Problem statement >>
The records below must be duplicated exactly, character for character.

>> Begin Available records

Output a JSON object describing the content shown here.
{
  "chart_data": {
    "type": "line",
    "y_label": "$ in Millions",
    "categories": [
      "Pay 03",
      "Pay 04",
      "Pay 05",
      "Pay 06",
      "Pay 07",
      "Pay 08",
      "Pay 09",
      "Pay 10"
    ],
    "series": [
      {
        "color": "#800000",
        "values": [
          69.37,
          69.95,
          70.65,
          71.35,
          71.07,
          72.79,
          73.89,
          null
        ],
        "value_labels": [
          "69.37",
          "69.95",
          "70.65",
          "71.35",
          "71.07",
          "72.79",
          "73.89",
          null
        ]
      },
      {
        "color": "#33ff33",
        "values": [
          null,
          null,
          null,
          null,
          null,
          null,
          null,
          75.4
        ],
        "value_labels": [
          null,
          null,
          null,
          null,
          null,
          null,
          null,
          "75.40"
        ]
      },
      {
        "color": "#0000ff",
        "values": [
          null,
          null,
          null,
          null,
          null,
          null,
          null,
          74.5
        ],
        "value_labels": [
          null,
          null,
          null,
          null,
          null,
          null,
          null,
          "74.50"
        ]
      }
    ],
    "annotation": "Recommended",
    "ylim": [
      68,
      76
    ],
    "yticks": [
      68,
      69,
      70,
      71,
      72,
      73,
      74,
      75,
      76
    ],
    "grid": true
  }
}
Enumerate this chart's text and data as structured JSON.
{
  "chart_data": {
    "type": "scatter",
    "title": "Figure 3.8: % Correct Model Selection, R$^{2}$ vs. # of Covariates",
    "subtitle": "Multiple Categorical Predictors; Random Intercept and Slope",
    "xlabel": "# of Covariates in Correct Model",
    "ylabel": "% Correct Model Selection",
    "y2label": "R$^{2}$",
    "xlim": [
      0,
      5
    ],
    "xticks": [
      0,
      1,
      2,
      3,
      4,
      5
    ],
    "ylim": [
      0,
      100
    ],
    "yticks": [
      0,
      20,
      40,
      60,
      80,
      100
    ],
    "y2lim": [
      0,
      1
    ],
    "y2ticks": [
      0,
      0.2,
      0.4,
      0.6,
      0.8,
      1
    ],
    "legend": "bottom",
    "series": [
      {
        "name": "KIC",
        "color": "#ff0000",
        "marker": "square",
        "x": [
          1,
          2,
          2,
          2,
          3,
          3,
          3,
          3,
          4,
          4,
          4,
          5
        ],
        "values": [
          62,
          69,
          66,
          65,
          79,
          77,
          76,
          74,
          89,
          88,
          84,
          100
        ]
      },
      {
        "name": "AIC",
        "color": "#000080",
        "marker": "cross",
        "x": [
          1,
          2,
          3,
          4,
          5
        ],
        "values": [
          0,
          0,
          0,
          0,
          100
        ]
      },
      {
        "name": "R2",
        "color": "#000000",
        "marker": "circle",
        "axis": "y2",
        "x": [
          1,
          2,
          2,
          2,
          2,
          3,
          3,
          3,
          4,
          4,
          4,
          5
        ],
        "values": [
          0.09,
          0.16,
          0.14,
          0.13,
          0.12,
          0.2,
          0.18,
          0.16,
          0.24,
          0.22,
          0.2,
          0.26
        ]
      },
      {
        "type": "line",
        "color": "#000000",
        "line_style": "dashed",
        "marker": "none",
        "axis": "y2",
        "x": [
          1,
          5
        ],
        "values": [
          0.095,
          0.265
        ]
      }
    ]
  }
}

>> End Available records

Result of the task >>
Output a JSON object describing the content shown here.
{
  "chart_data": {
    "type": "line",
    "y_label": "$ in Millions",
    "categories": [
      "Pay 03",
      "Pay 04",
      "Pay 05",
      "Pay 06",
      "Pay 07",
      "Pay 08",
      "Pay 09",
      "Pay 10"
    ],
    "series": [
      {
        "color": "#800000",
        "values": [
          69.37,
          69.95,
          70.65,
          71.35,
          71.07,
          72.79,
          73.89,
          null
        ],
        "value_labels": [
          "69.37",
          "69.95",
          "70.65",
          "71.35",
          "71.07",
          "72.79",
          "73.89",
          null
        ]
      },
      {
        "color": "#33ff33",
        "values": [
          null,
          null,
          null,
          null,
          null,
          null,
          null,
          75.4
        ],
        "value_labels": [
          null,
          null,
          null,
          null,
          null,
          null,
          null,
          "75.40"
        ]
      },
      {
        "color": "#0000ff",
        "values": [
          null,
          null,
          null,
          null,
          null,
          null,
          null,
          74.5
        ],
        "value_labels": [
          null,
          null,
          null,
          null,
          null,
          null,
          null,
          "74.50"
        ]
      }
    ],
    "annotation": "Recommended",
    "ylim": [
      68,
      76
    ],
    "yticks": [
      68,
      69,
      70,
      71,
      72,
      73,
      74,
      75,
      76
    ],
    "grid": true
  }
}
Enumerate this chart's text and data as structured JSON.
{
  "chart_data": {
    "type": "scatter",
    "title": "Figure 3.8: % Correct Model Selection, R$^{2}$ vs. # of Covariates",
    "subtitle": "Multiple Categorical Predictors; Random Intercept and Slope",
    "xlabel": "# of Covariates in Correct Model",
    "ylabel": "% Correct Model Selection",
    "y2label": "R$^{2}$",
    "xlim": [
      0,
      5
    ],
    "xticks": [
      0,
      1,
      2,
      3,
      4,
      5
    ],
    "ylim": [
      0,
      100
    ],
    "yticks": [
      0,
      20,
      40,
      60,
      80,
      100
    ],
    "y2lim": [
      0,
      1
    ],
    "y2ticks": [
      0,
      0.2,
      0.4,
      0.6,
      0.8,
      1
    ],
    "legend": "bottom",
    "series": [
      {
        "name": "KIC",
        "color": "#ff0000",
        "marker": "square",
        "x": [
          1,
          2,
          2,
          2,
          3,
          3,
          3,
          3,
          4,
          4,
          4,
          5
        ],
        "values": [
          62,
          69,
          66,
          65,
          79,
          77,
          76,
          74,
          89,
          88,
          84,
          100
        ]
      },
      {
        "name": "AIC",
        "color": "#000080",
        "marker": "cross",
        "x": [
          1,
          2,
          3,
          4,
          5
        ],
        "values": [
          0,
          0,
          0,
          0,
          100
        ]
      },
      {
        "name": "R2",
        "color": "#000000",
        "marker": "circle",
        "axis": "y2",
        "x": [
          1,
          2,
          2,
          2,
          2,
          3,
          3,
          3,
          4,
          4,
          4,
          5
        ],
        "values": [
          0.09,
          0.16,
          0.14,
          0.13,
          0.12,
          0.2,
          0.18,
          0.16,
          0.24,
          0.22,
          0.2,
          0.26
        ]
      },
      {
        "type": "line",
        "color": "#000000",
        "line_style": "dashed",
        "marker": "none",
        "axis": "y2",
        "x": [
          1,
          5
        ],
        "values": [
          0.095,
          0.265
        ]
      }
    ]
  }
}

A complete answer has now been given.